◆ DATA FOR THIS TASK:

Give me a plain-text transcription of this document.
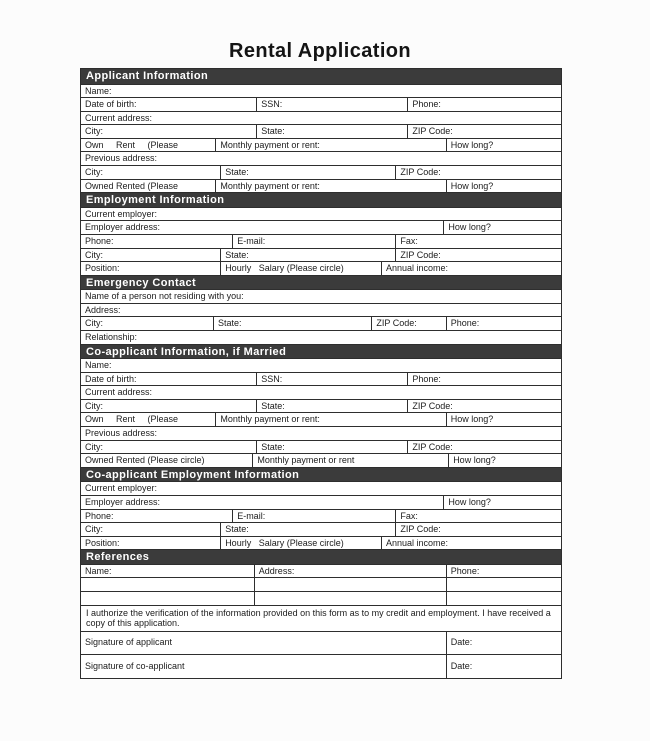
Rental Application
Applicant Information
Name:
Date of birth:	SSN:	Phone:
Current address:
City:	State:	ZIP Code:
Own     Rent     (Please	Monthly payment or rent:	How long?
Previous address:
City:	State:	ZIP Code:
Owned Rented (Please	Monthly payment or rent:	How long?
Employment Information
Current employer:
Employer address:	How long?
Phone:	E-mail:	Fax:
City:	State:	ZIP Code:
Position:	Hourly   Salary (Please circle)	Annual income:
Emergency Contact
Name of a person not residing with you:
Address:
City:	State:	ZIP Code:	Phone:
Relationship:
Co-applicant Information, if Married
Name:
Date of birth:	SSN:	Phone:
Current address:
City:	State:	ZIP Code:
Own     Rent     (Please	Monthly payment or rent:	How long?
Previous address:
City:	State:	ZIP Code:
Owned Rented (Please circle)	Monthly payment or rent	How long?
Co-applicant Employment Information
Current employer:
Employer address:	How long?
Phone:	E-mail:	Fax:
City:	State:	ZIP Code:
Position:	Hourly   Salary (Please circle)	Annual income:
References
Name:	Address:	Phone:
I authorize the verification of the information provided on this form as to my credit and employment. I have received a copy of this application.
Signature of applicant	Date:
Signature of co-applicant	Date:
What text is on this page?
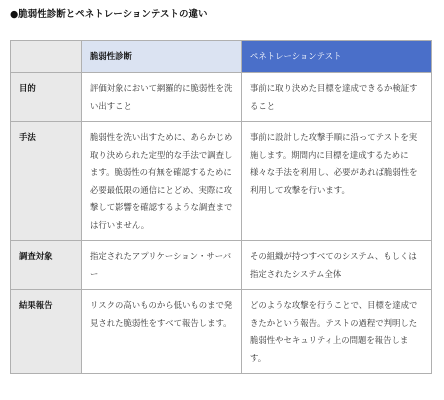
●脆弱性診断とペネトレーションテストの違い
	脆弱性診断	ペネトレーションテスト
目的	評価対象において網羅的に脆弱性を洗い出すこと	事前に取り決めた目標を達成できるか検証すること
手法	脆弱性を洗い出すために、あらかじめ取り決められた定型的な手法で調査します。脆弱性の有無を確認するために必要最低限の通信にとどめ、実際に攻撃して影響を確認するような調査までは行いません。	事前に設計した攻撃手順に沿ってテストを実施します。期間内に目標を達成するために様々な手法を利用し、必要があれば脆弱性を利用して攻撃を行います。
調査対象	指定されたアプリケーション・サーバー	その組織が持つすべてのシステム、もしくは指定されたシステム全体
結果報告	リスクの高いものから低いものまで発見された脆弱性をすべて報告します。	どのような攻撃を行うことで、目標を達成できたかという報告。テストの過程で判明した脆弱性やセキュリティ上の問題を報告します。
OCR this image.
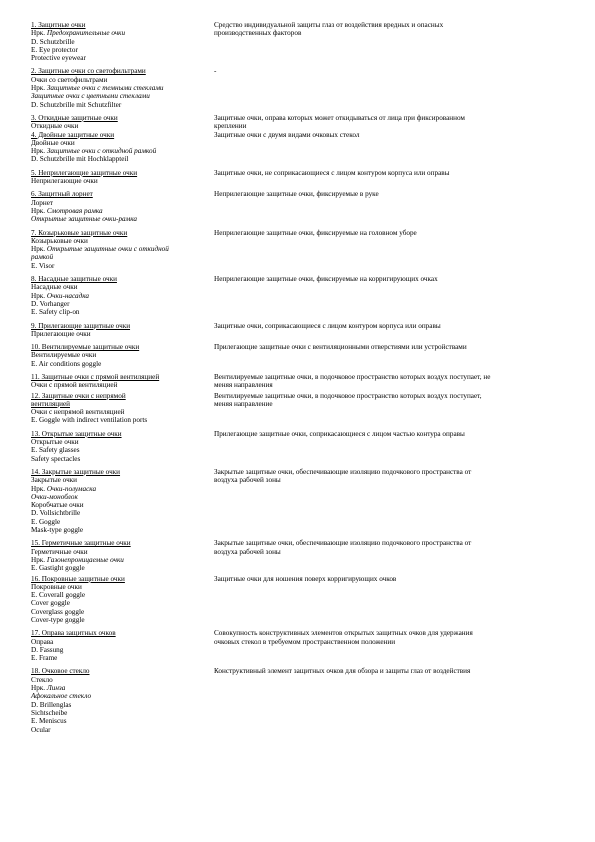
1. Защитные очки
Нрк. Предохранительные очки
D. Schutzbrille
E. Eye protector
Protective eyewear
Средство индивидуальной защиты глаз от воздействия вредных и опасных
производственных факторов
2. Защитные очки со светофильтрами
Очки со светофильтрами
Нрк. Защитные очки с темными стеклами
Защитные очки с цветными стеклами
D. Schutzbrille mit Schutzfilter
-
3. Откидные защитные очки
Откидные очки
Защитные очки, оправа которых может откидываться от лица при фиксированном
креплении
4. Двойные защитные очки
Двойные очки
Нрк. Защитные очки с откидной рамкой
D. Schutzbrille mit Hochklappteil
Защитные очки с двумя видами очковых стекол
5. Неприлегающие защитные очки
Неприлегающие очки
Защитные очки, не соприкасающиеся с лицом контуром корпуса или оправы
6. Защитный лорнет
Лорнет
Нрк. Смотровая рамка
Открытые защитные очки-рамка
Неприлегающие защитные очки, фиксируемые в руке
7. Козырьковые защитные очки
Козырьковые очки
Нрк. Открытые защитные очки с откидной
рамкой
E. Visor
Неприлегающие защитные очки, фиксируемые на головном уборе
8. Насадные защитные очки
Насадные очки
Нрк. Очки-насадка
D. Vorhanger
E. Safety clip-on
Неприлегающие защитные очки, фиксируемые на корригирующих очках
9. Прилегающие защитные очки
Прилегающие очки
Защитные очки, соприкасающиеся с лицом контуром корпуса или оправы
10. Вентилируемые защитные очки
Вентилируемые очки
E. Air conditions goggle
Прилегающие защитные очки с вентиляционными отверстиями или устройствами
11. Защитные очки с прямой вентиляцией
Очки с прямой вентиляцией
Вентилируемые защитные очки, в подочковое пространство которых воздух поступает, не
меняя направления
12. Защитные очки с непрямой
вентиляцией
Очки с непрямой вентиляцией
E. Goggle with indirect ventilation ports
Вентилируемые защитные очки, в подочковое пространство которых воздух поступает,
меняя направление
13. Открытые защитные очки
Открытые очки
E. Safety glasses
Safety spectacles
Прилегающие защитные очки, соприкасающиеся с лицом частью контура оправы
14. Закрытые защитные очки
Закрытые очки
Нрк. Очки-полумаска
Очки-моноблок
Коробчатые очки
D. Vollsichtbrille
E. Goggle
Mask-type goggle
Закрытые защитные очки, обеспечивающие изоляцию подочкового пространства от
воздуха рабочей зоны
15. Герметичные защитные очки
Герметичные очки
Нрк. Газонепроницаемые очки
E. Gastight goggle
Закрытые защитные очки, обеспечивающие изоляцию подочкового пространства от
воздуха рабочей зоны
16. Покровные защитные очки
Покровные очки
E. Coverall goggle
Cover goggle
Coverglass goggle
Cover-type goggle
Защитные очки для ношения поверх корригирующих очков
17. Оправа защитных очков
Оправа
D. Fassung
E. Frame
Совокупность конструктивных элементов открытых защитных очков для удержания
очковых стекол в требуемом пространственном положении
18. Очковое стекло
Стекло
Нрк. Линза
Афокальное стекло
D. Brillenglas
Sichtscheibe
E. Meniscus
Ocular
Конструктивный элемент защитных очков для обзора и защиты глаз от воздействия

...

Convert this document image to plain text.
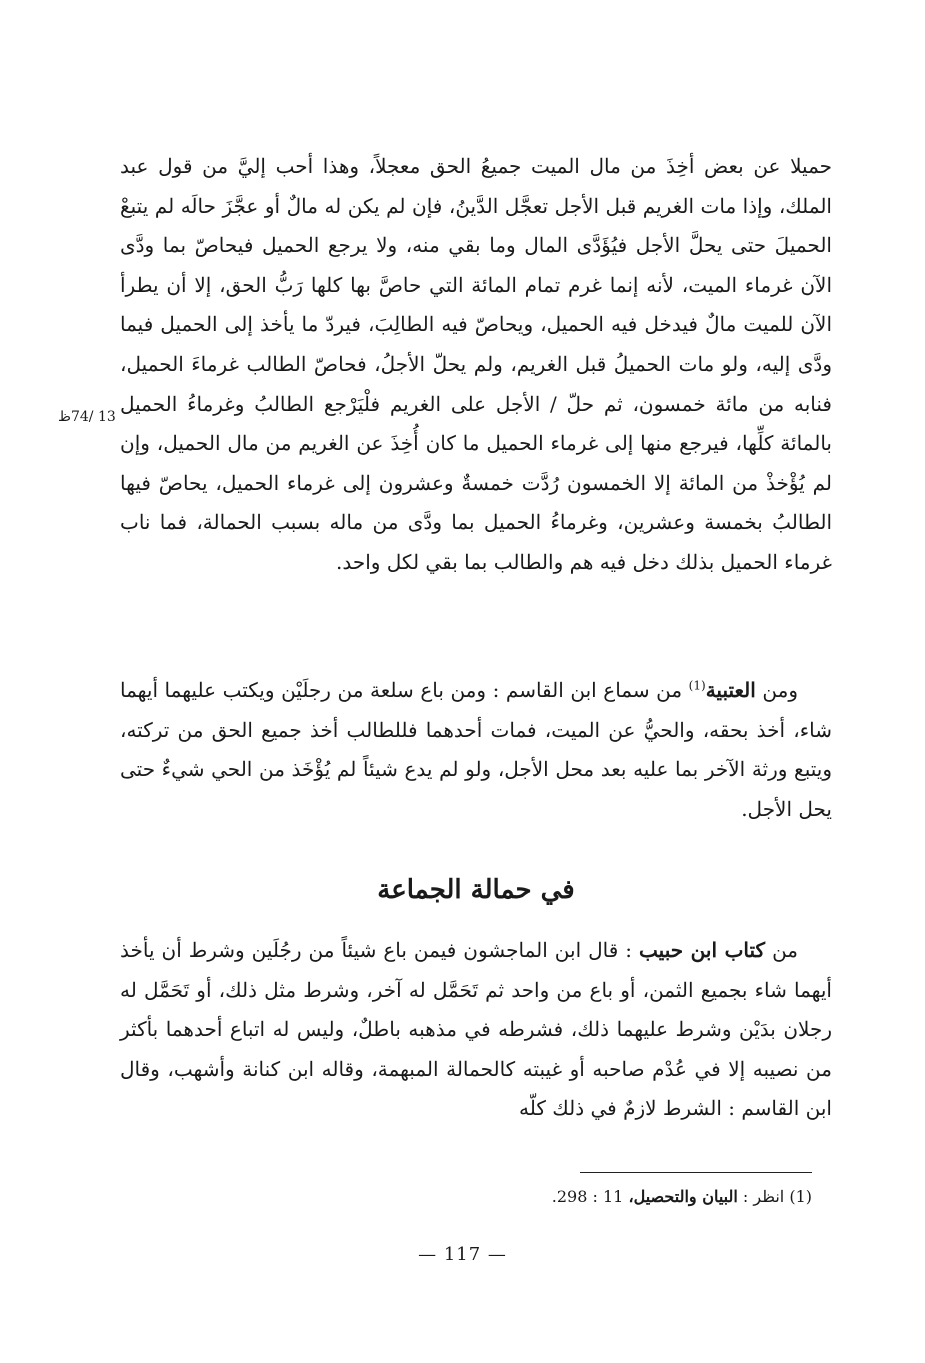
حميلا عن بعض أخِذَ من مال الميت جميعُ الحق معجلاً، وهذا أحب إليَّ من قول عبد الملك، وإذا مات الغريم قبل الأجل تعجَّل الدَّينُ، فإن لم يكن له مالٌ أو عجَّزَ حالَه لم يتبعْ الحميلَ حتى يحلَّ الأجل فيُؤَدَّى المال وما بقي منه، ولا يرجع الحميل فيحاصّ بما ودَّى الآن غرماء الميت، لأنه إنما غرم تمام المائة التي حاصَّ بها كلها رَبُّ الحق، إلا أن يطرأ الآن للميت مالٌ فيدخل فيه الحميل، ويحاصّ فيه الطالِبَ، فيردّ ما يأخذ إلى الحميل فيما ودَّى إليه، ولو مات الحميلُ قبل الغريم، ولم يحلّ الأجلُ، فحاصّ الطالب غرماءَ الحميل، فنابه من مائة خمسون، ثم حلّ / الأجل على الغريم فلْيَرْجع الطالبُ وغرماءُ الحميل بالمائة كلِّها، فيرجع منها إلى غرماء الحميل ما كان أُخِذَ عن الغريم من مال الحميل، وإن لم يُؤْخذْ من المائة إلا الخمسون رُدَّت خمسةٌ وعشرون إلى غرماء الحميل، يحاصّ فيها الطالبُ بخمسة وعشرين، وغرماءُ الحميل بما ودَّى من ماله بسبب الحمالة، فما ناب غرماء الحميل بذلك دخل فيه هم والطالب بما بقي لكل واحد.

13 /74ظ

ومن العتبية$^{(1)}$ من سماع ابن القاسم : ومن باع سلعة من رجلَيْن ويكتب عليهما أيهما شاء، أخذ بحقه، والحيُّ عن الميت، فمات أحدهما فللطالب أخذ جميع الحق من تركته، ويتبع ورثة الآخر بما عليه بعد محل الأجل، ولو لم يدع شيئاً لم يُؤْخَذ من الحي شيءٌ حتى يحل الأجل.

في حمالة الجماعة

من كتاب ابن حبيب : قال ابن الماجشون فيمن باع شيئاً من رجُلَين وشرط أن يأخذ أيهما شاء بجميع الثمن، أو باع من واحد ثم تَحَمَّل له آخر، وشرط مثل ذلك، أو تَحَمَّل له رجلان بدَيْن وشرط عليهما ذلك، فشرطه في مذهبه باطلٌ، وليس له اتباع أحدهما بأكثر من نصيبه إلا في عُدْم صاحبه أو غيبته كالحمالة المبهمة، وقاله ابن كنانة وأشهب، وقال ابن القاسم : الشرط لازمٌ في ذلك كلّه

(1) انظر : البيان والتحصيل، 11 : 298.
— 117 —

◆ WRITTEN TASK: Pull out all lines from the listing that contain the string "with".

◆ FULL ANSWER:
Name of a person not residing with you:
E. Goggle with indirect ventilation ports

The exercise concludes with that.